GIVEN INSTRUCTION:
Copy out the data below line for line, without any changes, and leave out the pictures.
----- DATASET EXCERPTS -----
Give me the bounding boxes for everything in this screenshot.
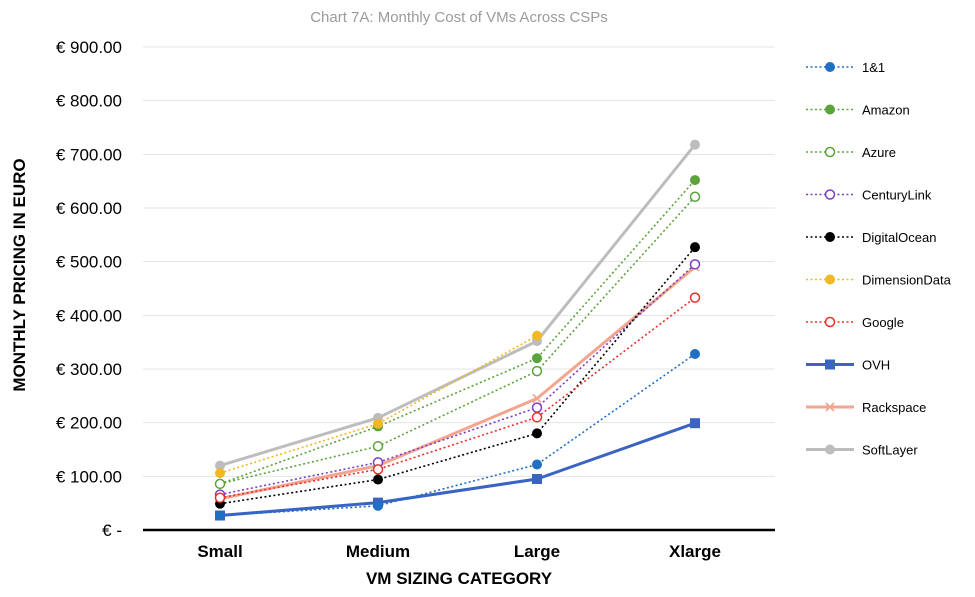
y-tick-label: € 300.00 — [56, 360, 122, 379]
legend-item-google: Google — [806, 315, 904, 330]
data-point-centurylink — [531, 402, 543, 413]
series-line-google — [219, 296, 696, 499]
x-axis-ticks: Small Medium Large Xlarge — [197, 542, 721, 561]
data-point-ovh — [532, 474, 542, 485]
data-point-digitalocean — [373, 474, 383, 485]
y-tick-label: € 900.00 — [56, 38, 122, 57]
y-tick-label: € - — [102, 521, 122, 540]
data-point-google — [214, 492, 226, 504]
data-point-softlayer — [690, 139, 700, 150]
legend-item-softlayer: SoftLayer — [806, 443, 918, 458]
legend-item-1-1: 1&1 — [806, 60, 885, 75]
legend-item-ovh: OVH — [806, 358, 890, 373]
data-point-dimensiondata — [532, 330, 542, 341]
data-point-amazon — [690, 175, 700, 186]
x-tick-label: Large — [514, 542, 560, 561]
data-point-1-1 — [373, 500, 383, 511]
y-tick-label: € 200.00 — [56, 414, 122, 433]
data-point-1-1 — [215, 510, 225, 521]
legend-item-dimensiondata: DimensionData — [806, 273, 952, 288]
series-line-1-1 — [219, 353, 696, 517]
legend-marker — [825, 274, 835, 285]
legend-marker — [825, 402, 835, 412]
y-axis-ticks: € - € 100.00 € 200.00 € 300.00 € 400.00 € 500… — [56, 38, 122, 540]
legend-marker — [824, 316, 836, 328]
legend: 1&1 Amazon Azure CenturyLink DigitalOcean Dim… — [806, 60, 952, 458]
data-point-google — [689, 292, 701, 303]
series-line-dimensiondata — [219, 335, 538, 474]
x-tick-label: Small — [197, 542, 242, 561]
legend-label: Amazon — [862, 103, 910, 118]
data-point-digitalocean — [690, 242, 700, 253]
legend-marker — [824, 189, 836, 200]
series-line-amazon — [219, 179, 696, 485]
legend-label: Azure — [862, 145, 896, 160]
data-point-azure — [531, 365, 543, 377]
y-tick-label: € 600.00 — [56, 199, 122, 218]
data-point-1-1 — [690, 348, 700, 359]
legend-label: OVH — [862, 358, 890, 373]
legend-label: SoftLayer — [862, 443, 918, 458]
legend-item-rackspace: Rackspace — [806, 400, 926, 415]
data-point-azure — [689, 191, 701, 202]
y-axis-label: MONTHLY PRICING IN EURO — [10, 158, 29, 391]
data-point-centurylink — [689, 259, 701, 270]
data-point-azure — [372, 441, 384, 452]
series-softlayer — [215, 139, 700, 471]
legend-item-azure: Azure — [806, 145, 896, 160]
legend-marker — [825, 444, 835, 455]
series-line-digitalocean — [219, 246, 696, 505]
data-point-amazon — [532, 353, 542, 364]
data-point-1-1 — [532, 459, 542, 470]
series-line-azure — [219, 196, 696, 485]
legend-marker — [825, 232, 835, 242]
series-1-1 — [215, 348, 700, 521]
series-digitalocean — [215, 242, 700, 509]
legend-marker — [825, 359, 835, 370]
legend-marker — [825, 104, 835, 115]
y-tick-label: € 400.00 — [56, 306, 122, 325]
y-tick-label: € 100.00 — [56, 467, 122, 486]
legend-item-amazon: Amazon — [806, 103, 910, 118]
series-azure — [214, 191, 701, 490]
data-point-dimensiondata — [215, 468, 225, 479]
legend-item-centurylink: CenturyLink — [806, 188, 932, 203]
data-point-dimensiondata — [373, 418, 383, 429]
series-dimensiondata — [215, 330, 542, 479]
series-amazon — [215, 175, 700, 489]
data-point-azure — [214, 478, 226, 490]
legend-label: DigitalOcean — [862, 230, 936, 245]
legend-label: 1&1 — [862, 60, 885, 75]
chart-title: Chart 7A: Monthly Cost of VMs Across CSP… — [310, 9, 608, 26]
legend-marker — [824, 146, 836, 158]
series-google — [214, 292, 701, 504]
legend-label: DimensionData — [862, 273, 952, 288]
series-line-softlayer — [219, 143, 697, 468]
series-line-ovh — [219, 421, 696, 518]
data-point-google — [372, 464, 384, 475]
legend-item-digitalocean: DigitalOcean — [806, 230, 936, 245]
y-tick-label: € 800.00 — [56, 92, 122, 111]
x-tick-label: Xlarge — [669, 542, 721, 561]
legend-label: CenturyLink — [862, 188, 932, 203]
series-rackspace — [215, 262, 700, 504]
y-tick-label: € 500.00 — [56, 253, 122, 272]
data-point-google — [531, 412, 543, 423]
data-point-digitalocean — [532, 428, 542, 439]
x-tick-label: Medium — [346, 542, 410, 561]
series-line-rackspace — [219, 265, 696, 501]
y-tick-label: € 700.00 — [56, 145, 122, 164]
series-group — [214, 139, 701, 521]
x-axis-label: VM SIZING CATEGORY — [366, 569, 553, 588]
legend-marker — [825, 62, 835, 72]
legend-label: Rackspace — [862, 400, 926, 415]
legend-label: Google — [862, 315, 904, 330]
series-centurylink — [214, 259, 701, 500]
gridlines — [143, 46, 775, 477]
data-point-ovh — [690, 418, 700, 429]
data-point-rackspace — [532, 393, 542, 404]
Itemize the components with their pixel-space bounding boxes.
-----
EXPECTED ANSWER:
Give me the bounding boxes for everything in this screenshot.
y-tick-label: € 300.00 — [56, 360, 122, 379]
legend-item-google: Google — [806, 315, 904, 330]
data-point-centurylink — [531, 402, 543, 413]
series-line-google — [219, 296, 696, 499]
x-axis-ticks: Small Medium Large Xlarge — [197, 542, 721, 561]
data-point-ovh — [532, 474, 542, 485]
data-point-digitalocean — [373, 474, 383, 485]
y-tick-label: € 900.00 — [56, 38, 122, 57]
y-tick-label: € - — [102, 521, 122, 540]
data-point-google — [214, 492, 226, 504]
data-point-softlayer — [690, 139, 700, 150]
legend-item-softlayer: SoftLayer — [806, 443, 918, 458]
legend-item-1-1: 1&1 — [806, 60, 885, 75]
legend-item-ovh: OVH — [806, 358, 890, 373]
data-point-dimensiondata — [532, 330, 542, 341]
data-point-amazon — [690, 175, 700, 186]
x-tick-label: Large — [514, 542, 560, 561]
data-point-1-1 — [373, 500, 383, 511]
y-tick-label: € 200.00 — [56, 414, 122, 433]
data-point-1-1 — [215, 510, 225, 521]
legend-item-dimensiondata: DimensionData — [806, 273, 952, 288]
series-line-1-1 — [219, 353, 696, 517]
legend-marker — [825, 274, 835, 285]
legend-marker — [825, 402, 835, 412]
y-axis-ticks: € - € 100.00 € 200.00 € 300.00 € 400.00 € 500… — [56, 38, 122, 540]
legend-marker — [824, 316, 836, 328]
legend: 1&1 Amazon Azure CenturyLink DigitalOcean Dim… — [806, 60, 952, 458]
data-point-google — [689, 292, 701, 303]
series-line-dimensiondata — [219, 335, 538, 474]
x-tick-label: Small — [197, 542, 242, 561]
legend-label: Amazon — [862, 103, 910, 118]
data-point-digitalocean — [690, 242, 700, 253]
legend-marker — [824, 189, 836, 200]
series-line-amazon — [219, 179, 696, 485]
legend-label: Azure — [862, 145, 896, 160]
data-point-azure — [531, 365, 543, 377]
y-tick-label: € 600.00 — [56, 199, 122, 218]
data-point-1-1 — [690, 348, 700, 359]
legend-label: OVH — [862, 358, 890, 373]
legend-label: SoftLayer — [862, 443, 918, 458]
legend-item-rackspace: Rackspace — [806, 400, 926, 415]
data-point-azure — [689, 191, 701, 202]
y-axis-label: MONTHLY PRICING IN EURO — [10, 158, 29, 391]
data-point-centurylink — [689, 259, 701, 270]
data-point-azure — [372, 441, 384, 452]
series-softlayer — [215, 139, 700, 471]
legend-item-azure: Azure — [806, 145, 896, 160]
legend-marker — [825, 444, 835, 455]
series-line-digitalocean — [219, 246, 696, 505]
data-point-amazon — [532, 353, 542, 364]
data-point-1-1 — [532, 459, 542, 470]
series-line-azure — [219, 196, 696, 485]
legend-marker — [825, 232, 835, 242]
series-1-1 — [215, 348, 700, 521]
series-digitalocean — [215, 242, 700, 509]
legend-marker — [825, 359, 835, 370]
legend-marker — [825, 104, 835, 115]
y-tick-label: € 400.00 — [56, 306, 122, 325]
y-tick-label: € 100.00 — [56, 467, 122, 486]
legend-item-amazon: Amazon — [806, 103, 910, 118]
series-azure — [214, 191, 701, 490]
data-point-dimensiondata — [215, 468, 225, 479]
legend-item-centurylink: CenturyLink — [806, 188, 932, 203]
data-point-dimensiondata — [373, 418, 383, 429]
series-dimensiondata — [215, 330, 542, 479]
series-amazon — [215, 175, 700, 489]
data-point-azure — [214, 478, 226, 490]
legend-label: DigitalOcean — [862, 230, 936, 245]
legend-label: 1&1 — [862, 60, 885, 75]
chart-title: Chart 7A: Monthly Cost of VMs Across CSP… — [310, 9, 608, 26]
legend-marker — [824, 146, 836, 158]
series-google — [214, 292, 701, 504]
legend-label: DimensionData — [862, 273, 952, 288]
series-line-softlayer — [219, 143, 697, 468]
series-line-ovh — [219, 421, 696, 518]
data-point-google — [372, 464, 384, 475]
legend-item-digitalocean: DigitalOcean — [806, 230, 936, 245]
y-tick-label: € 800.00 — [56, 92, 122, 111]
x-tick-label: Xlarge — [669, 542, 721, 561]
legend-label: CenturyLink — [862, 188, 932, 203]
series-rackspace — [215, 262, 700, 504]
y-tick-label: € 500.00 — [56, 253, 122, 272]
data-point-google — [531, 412, 543, 423]
data-point-digitalocean — [532, 428, 542, 439]
x-tick-label: Medium — [346, 542, 410, 561]
series-line-rackspace — [219, 265, 696, 501]
y-tick-label: € 700.00 — [56, 145, 122, 164]
series-group — [214, 139, 701, 521]
x-axis-label: VM SIZING CATEGORY — [366, 569, 553, 588]
legend-marker — [825, 62, 835, 72]
legend-label: Rackspace — [862, 400, 926, 415]
legend-label: Google — [862, 315, 904, 330]
series-centurylink — [214, 259, 701, 500]
gridlines — [143, 46, 775, 477]
data-point-ovh — [690, 418, 700, 429]
data-point-rackspace — [532, 393, 542, 404]
Itemize the components with their pixel-space bounding boxes.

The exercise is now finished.